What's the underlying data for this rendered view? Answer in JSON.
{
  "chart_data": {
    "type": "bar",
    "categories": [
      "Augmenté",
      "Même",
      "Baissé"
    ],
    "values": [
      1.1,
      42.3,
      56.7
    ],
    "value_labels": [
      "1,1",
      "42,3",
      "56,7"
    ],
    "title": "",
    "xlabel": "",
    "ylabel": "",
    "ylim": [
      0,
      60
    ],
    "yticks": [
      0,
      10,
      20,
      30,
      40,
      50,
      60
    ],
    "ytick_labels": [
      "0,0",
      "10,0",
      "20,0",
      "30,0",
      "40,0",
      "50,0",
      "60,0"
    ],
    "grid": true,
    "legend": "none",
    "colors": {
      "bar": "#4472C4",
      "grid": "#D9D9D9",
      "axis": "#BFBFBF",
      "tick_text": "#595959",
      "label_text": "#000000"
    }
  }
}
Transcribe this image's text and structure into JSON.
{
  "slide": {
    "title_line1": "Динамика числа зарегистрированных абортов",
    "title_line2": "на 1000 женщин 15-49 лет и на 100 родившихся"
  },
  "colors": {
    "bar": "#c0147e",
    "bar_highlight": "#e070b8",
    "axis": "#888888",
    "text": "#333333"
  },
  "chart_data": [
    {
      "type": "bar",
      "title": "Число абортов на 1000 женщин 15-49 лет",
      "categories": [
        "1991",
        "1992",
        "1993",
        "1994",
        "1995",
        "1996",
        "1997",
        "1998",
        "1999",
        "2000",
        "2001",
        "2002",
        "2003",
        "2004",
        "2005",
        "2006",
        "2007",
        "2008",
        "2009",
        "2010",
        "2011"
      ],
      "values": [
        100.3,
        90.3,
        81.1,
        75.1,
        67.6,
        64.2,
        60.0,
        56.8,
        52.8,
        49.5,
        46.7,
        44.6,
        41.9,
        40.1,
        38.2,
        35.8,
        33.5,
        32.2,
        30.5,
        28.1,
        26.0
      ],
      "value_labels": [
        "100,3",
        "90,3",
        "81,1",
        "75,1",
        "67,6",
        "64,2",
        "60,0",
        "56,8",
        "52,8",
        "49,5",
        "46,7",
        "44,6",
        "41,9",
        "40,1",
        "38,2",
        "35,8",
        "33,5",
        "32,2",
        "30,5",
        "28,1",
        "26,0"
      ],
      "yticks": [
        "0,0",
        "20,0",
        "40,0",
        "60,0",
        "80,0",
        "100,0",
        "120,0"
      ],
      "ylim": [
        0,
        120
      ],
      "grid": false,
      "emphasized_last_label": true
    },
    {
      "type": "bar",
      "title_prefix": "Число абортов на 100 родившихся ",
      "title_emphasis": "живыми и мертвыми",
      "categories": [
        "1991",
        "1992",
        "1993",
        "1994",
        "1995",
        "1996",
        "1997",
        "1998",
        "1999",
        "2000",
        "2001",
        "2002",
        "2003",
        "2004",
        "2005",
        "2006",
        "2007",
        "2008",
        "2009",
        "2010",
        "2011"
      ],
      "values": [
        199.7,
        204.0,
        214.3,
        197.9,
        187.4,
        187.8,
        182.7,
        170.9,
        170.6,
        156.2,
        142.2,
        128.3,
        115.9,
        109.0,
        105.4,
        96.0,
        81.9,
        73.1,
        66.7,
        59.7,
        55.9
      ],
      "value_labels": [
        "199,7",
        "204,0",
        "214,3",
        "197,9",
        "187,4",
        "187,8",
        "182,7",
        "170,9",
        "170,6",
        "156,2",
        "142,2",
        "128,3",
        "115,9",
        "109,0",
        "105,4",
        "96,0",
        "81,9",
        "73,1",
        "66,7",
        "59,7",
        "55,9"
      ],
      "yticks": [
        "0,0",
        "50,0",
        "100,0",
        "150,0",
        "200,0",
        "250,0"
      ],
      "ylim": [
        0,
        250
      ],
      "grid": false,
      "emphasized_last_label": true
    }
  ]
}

┄┄┄┄┄┄┄┄┄┄┄┄┄┄┄┄┄┄┄┄

Copy out all of the records above with nothing altered.

■ Solved problem ■
What's the underlying data for this rendered view? Answer in JSON.
{
  "chart_data": {
    "type": "bar",
    "categories": [
      "Augmenté",
      "Même",
      "Baissé"
    ],
    "values": [
      1.1,
      42.3,
      56.7
    ],
    "value_labels": [
      "1,1",
      "42,3",
      "56,7"
    ],
    "title": "",
    "xlabel": "",
    "ylabel": "",
    "ylim": [
      0,
      60
    ],
    "yticks": [
      0,
      10,
      20,
      30,
      40,
      50,
      60
    ],
    "ytick_labels": [
      "0,0",
      "10,0",
      "20,0",
      "30,0",
      "40,0",
      "50,0",
      "60,0"
    ],
    "grid": true,
    "legend": "none",
    "colors": {
      "bar": "#4472C4",
      "grid": "#D9D9D9",
      "axis": "#BFBFBF",
      "tick_text": "#595959",
      "label_text": "#000000"
    }
  }
}
Transcribe this image's text and structure into JSON.
{
  "slide": {
    "title_line1": "Динамика числа зарегистрированных абортов",
    "title_line2": "на 1000 женщин 15-49 лет и на 100 родившихся"
  },
  "colors": {
    "bar": "#c0147e",
    "bar_highlight": "#e070b8",
    "axis": "#888888",
    "text": "#333333"
  },
  "chart_data": [
    {
      "type": "bar",
      "title": "Число абортов на 1000 женщин 15-49 лет",
      "categories": [
        "1991",
        "1992",
        "1993",
        "1994",
        "1995",
        "1996",
        "1997",
        "1998",
        "1999",
        "2000",
        "2001",
        "2002",
        "2003",
        "2004",
        "2005",
        "2006",
        "2007",
        "2008",
        "2009",
        "2010",
        "2011"
      ],
      "values": [
        100.3,
        90.3,
        81.1,
        75.1,
        67.6,
        64.2,
        60.0,
        56.8,
        52.8,
        49.5,
        46.7,
        44.6,
        41.9,
        40.1,
        38.2,
        35.8,
        33.5,
        32.2,
        30.5,
        28.1,
        26.0
      ],
      "value_labels": [
        "100,3",
        "90,3",
        "81,1",
        "75,1",
        "67,6",
        "64,2",
        "60,0",
        "56,8",
        "52,8",
        "49,5",
        "46,7",
        "44,6",
        "41,9",
        "40,1",
        "38,2",
        "35,8",
        "33,5",
        "32,2",
        "30,5",
        "28,1",
        "26,0"
      ],
      "yticks": [
        "0,0",
        "20,0",
        "40,0",
        "60,0",
        "80,0",
        "100,0",
        "120,0"
      ],
      "ylim": [
        0,
        120
      ],
      "grid": false,
      "emphasized_last_label": true
    },
    {
      "type": "bar",
      "title_prefix": "Число абортов на 100 родившихся ",
      "title_emphasis": "живыми и мертвыми",
      "categories": [
        "1991",
        "1992",
        "1993",
        "1994",
        "1995",
        "1996",
        "1997",
        "1998",
        "1999",
        "2000",
        "2001",
        "2002",
        "2003",
        "2004",
        "2005",
        "2006",
        "2007",
        "2008",
        "2009",
        "2010",
        "2011"
      ],
      "values": [
        199.7,
        204.0,
        214.3,
        197.9,
        187.4,
        187.8,
        182.7,
        170.9,
        170.6,
        156.2,
        142.2,
        128.3,
        115.9,
        109.0,
        105.4,
        96.0,
        81.9,
        73.1,
        66.7,
        59.7,
        55.9
      ],
      "value_labels": [
        "199,7",
        "204,0",
        "214,3",
        "197,9",
        "187,4",
        "187,8",
        "182,7",
        "170,9",
        "170,6",
        "156,2",
        "142,2",
        "128,3",
        "115,9",
        "109,0",
        "105,4",
        "96,0",
        "81,9",
        "73,1",
        "66,7",
        "59,7",
        "55,9"
      ],
      "yticks": [
        "0,0",
        "50,0",
        "100,0",
        "150,0",
        "200,0",
        "250,0"
      ],
      "ylim": [
        0,
        250
      ],
      "grid": false,
      "emphasized_last_label": true
    }
  ]
}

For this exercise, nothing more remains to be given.